DATA IN THIS EXERCISE:
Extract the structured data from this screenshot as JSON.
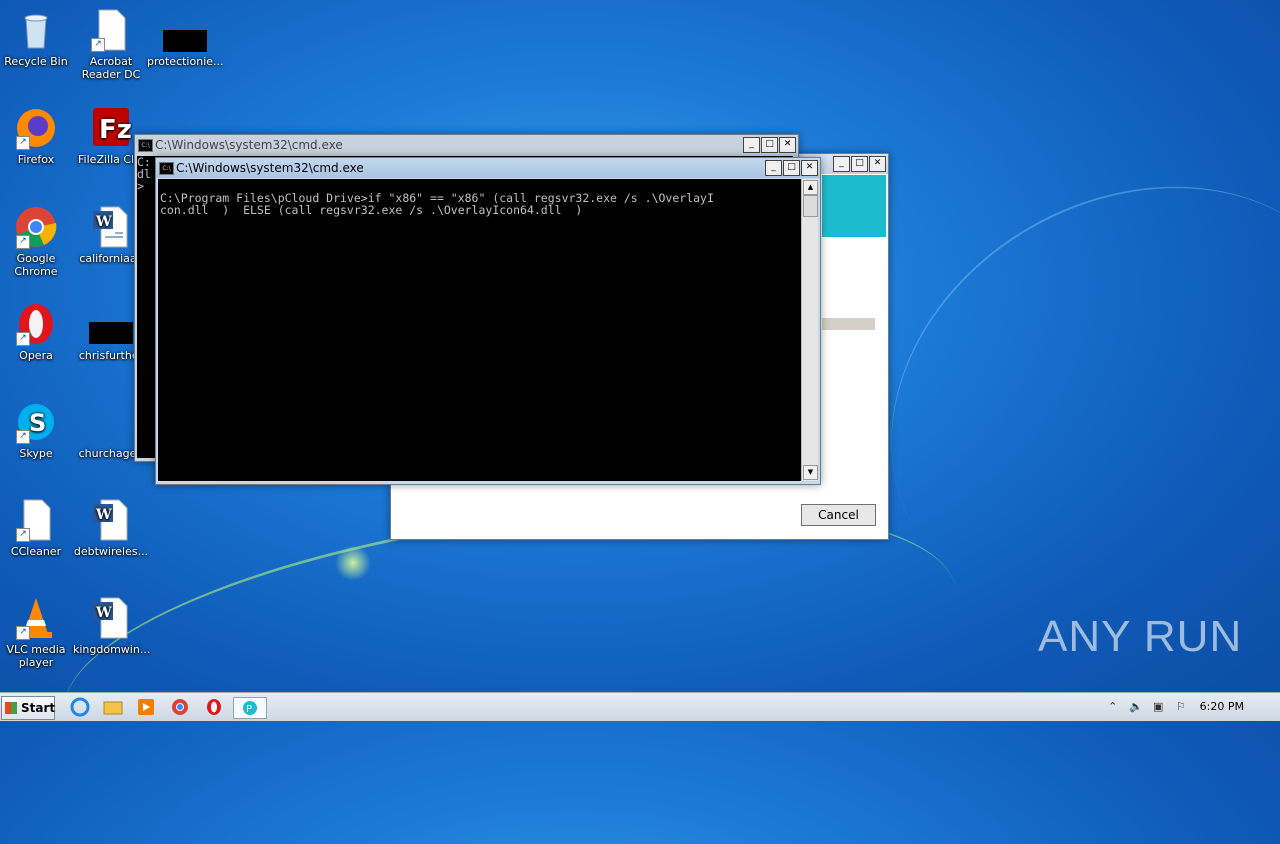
{
  "desktop_icons": [
    {
      "label": "Recycle Bin"
    },
    {
      "label": "Acrobat Reader DC"
    },
    {
      "label": "protectionie..."
    },
    {
      "label": "Firefox"
    },
    {
      "label": "FileZilla Clie"
    },
    {
      "label": "Google Chrome"
    },
    {
      "label": "californiaac"
    },
    {
      "label": "Opera"
    },
    {
      "label": "chrisfurther"
    },
    {
      "label": "Skype"
    },
    {
      "label": "churchagen"
    },
    {
      "label": "CCleaner"
    },
    {
      "label": "debtwireles..."
    },
    {
      "label": "VLC media player"
    },
    {
      "label": "kingdomwin..."
    }
  ],
  "back_cmd": {
    "title": "C:\\Windows\\system32\\cmd.exe",
    "visible_text": "C:\ndl\n>"
  },
  "front_cmd": {
    "title": "C:\\Windows\\system32\\cmd.exe",
    "line1": "C:\\Program Files\\pCloud Drive>if \"x86\" == \"x86\" (call regsvr32.exe /s .\\OverlayI",
    "line2": "con.dll  )  ELSE (call regsvr32.exe /s .\\OverlayIcon64.dll  )"
  },
  "installer": {
    "cancel_label": "Cancel",
    "accent_color": "#1dbccd"
  },
  "taskbar": {
    "start_label": "Start",
    "clock": "6:20 PM"
  },
  "watermark": "ANY RUN"
}
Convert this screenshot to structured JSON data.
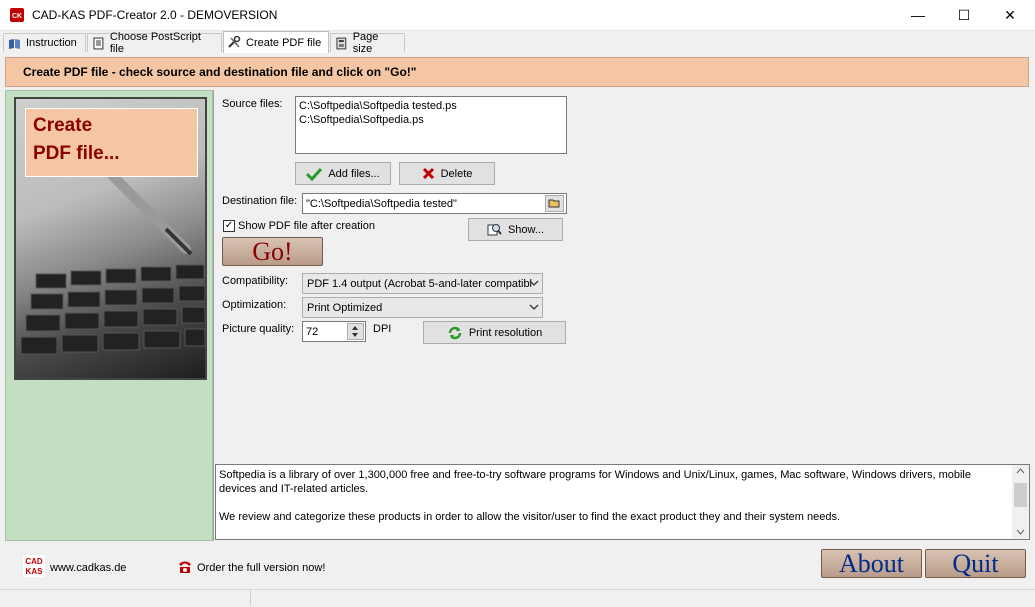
{
  "window": {
    "title": "CAD-KAS PDF-Creator 2.0 - DEMOVERSION",
    "minimize": "—",
    "maximize": "☐",
    "close": "✕"
  },
  "tabs": [
    {
      "label": "Instruction",
      "icon": "book-icon"
    },
    {
      "label": "Choose PostScript file",
      "icon": "document-icon"
    },
    {
      "label": "Create PDF file",
      "icon": "tools-icon",
      "active": true
    },
    {
      "label": "Page size",
      "icon": "page-icon"
    }
  ],
  "banner": "Create PDF file - check source and destination file and click on \"Go!\"",
  "sidepanel": {
    "label_line1": "Create",
    "label_line2": "PDF file..."
  },
  "form": {
    "source_label": "Source files:",
    "source_files": [
      "C:\\Softpedia\\Softpedia tested.ps",
      "C:\\Softpedia\\Softpedia.ps"
    ],
    "add_files": "Add files...",
    "delete": "Delete",
    "destination_label": "Destination file:",
    "destination_value": "\"C:\\Softpedia\\Softpedia tested\"",
    "show_pdf_label": "Show PDF file after creation",
    "show_pdf_checked": true,
    "show_button": "Show...",
    "go": "Go!",
    "compatibility_label": "Compatibility:",
    "compatibility_value": "PDF 1.4 output (Acrobat 5-and-later compatibl",
    "optimization_label": "Optimization:",
    "optimization_value": "Print Optimized",
    "quality_label": "Picture quality:",
    "quality_value": "72",
    "dpi_label": "DPI",
    "print_resolution": "Print resolution"
  },
  "info_text": {
    "para1": "Softpedia is a library of over 1,300,000 free and free-to-try software programs for Windows and Unix/Linux, games, Mac software, Windows drivers, mobile devices and IT-related articles.",
    "para2": "We review and categorize these products in order to allow the visitor/user to find the exact product they and their system needs."
  },
  "footer": {
    "website": "www.cadkas.de",
    "order": "Order the full version now!",
    "about": "About",
    "quit": "Quit"
  },
  "colors": {
    "banner": "#f4c6a4",
    "side_panel": "#c2dfc2",
    "go_text": "#8b0000",
    "about_text": "#002a8c"
  }
}
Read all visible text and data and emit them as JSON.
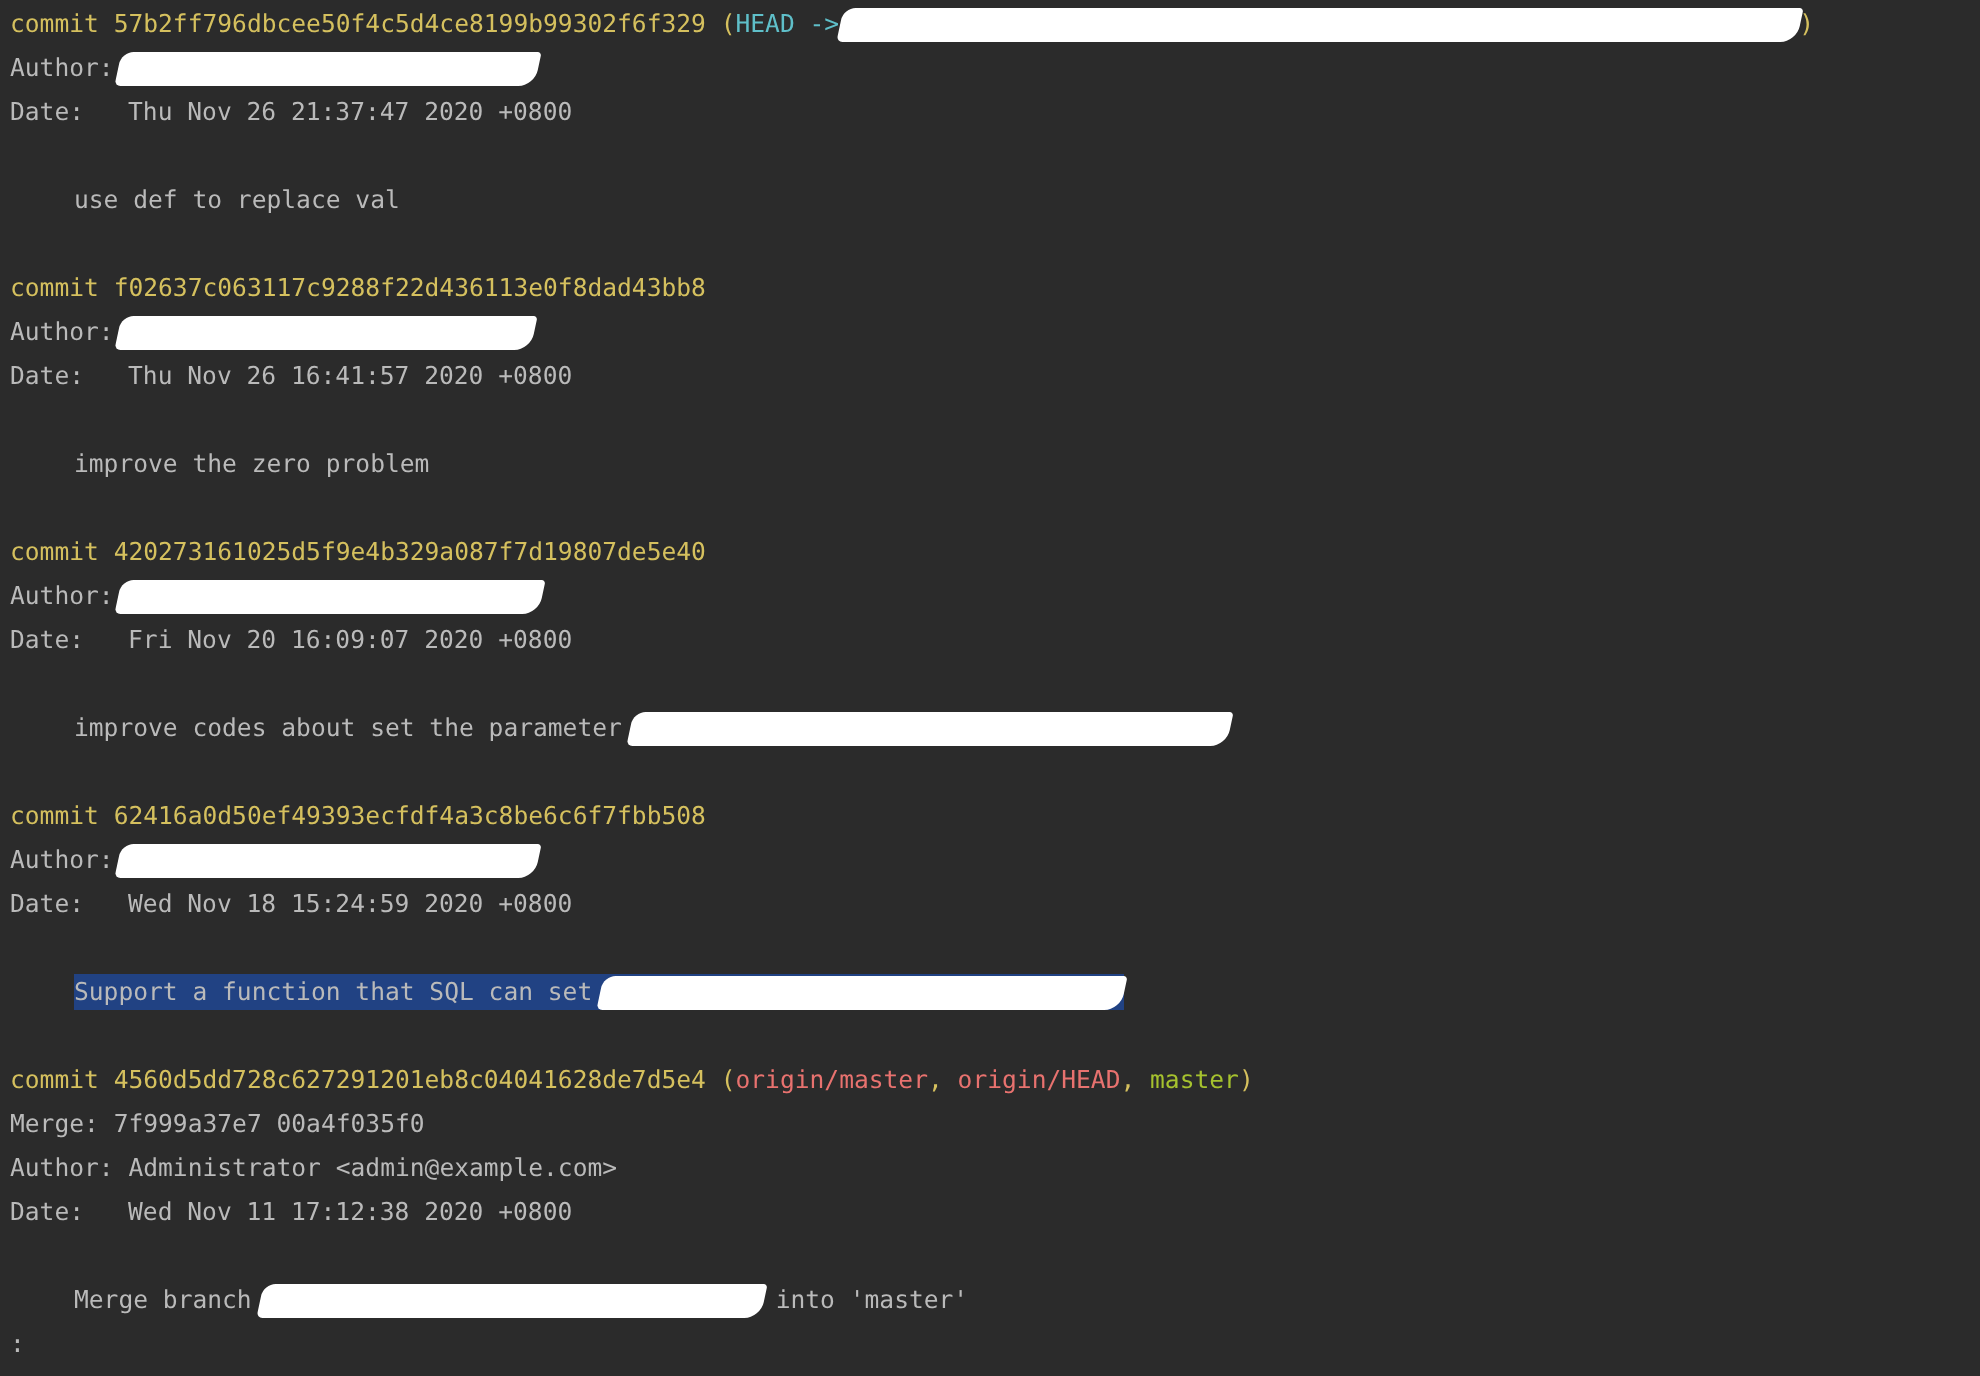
{
  "commits": [
    {
      "label": "commit",
      "hash": "57b2ff796dbcee50f4c5d4ce8199b99302f6f329",
      "refs": {
        "open": "(",
        "items": [
          {
            "kind": "head",
            "text": "HEAD ->"
          },
          {
            "kind": "redacted"
          }
        ],
        "close": ")"
      },
      "author": {
        "label": "Author:",
        "redacted": true
      },
      "date": {
        "label": "Date:",
        "value": "Thu Nov 26 21:37:47 2020 +0800"
      },
      "message": {
        "text": "use def to replace val",
        "redacted": false,
        "selected": false
      }
    },
    {
      "label": "commit",
      "hash": "f02637c063117c9288f22d436113e0f8dad43bb8",
      "author": {
        "label": "Author:",
        "redacted": true
      },
      "date": {
        "label": "Date:",
        "value": "Thu Nov 26 16:41:57 2020 +0800"
      },
      "message": {
        "text": "improve the zero problem",
        "redacted": false,
        "selected": false
      }
    },
    {
      "label": "commit",
      "hash": "420273161025d5f9e4b329a087f7d19807de5e40",
      "author": {
        "label": "Author:",
        "redacted": true
      },
      "date": {
        "label": "Date:",
        "value": "Fri Nov 20 16:09:07 2020 +0800"
      },
      "message": {
        "text": "improve codes about set the parameter",
        "redacted": true,
        "selected": false
      }
    },
    {
      "label": "commit",
      "hash": "62416a0d50ef49393ecfdf4a3c8be6c6f7fbb508",
      "author": {
        "label": "Author:",
        "redacted": true
      },
      "date": {
        "label": "Date:",
        "value": "Wed Nov 18 15:24:59 2020 +0800"
      },
      "message": {
        "text": "Support a function that SQL can set",
        "redacted": true,
        "selected": true
      }
    },
    {
      "label": "commit",
      "hash": "4560d5dd728c627291201eb8c04041628de7d5e4",
      "refs": {
        "open": "(",
        "separator": ",",
        "items": [
          {
            "kind": "remote",
            "text": "origin/master"
          },
          {
            "kind": "remote",
            "text": "origin/HEAD"
          },
          {
            "kind": "local",
            "text": "master"
          }
        ],
        "close": ")"
      },
      "merge": {
        "label": "Merge:",
        "value": "7f999a37e7 00a4f035f0"
      },
      "author": {
        "label": "Author:",
        "value": "Administrator <admin@example.com>",
        "redacted": false
      },
      "date": {
        "label": "Date:",
        "value": "Wed Nov 11 17:12:38 2020 +0800"
      },
      "message": {
        "text": "Merge branch",
        "redacted": true,
        "suffix": "into 'master'",
        "selected": false
      }
    }
  ],
  "prompt": ":"
}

SET TASK:
Copy all lines from the material that hold "JSON".

WRITTEN ANSWER:
Extract the structured data from this screenshot as JSON.
Convert this screenshot to structured JSON data.
Read all visible text and data and emit them as JSON.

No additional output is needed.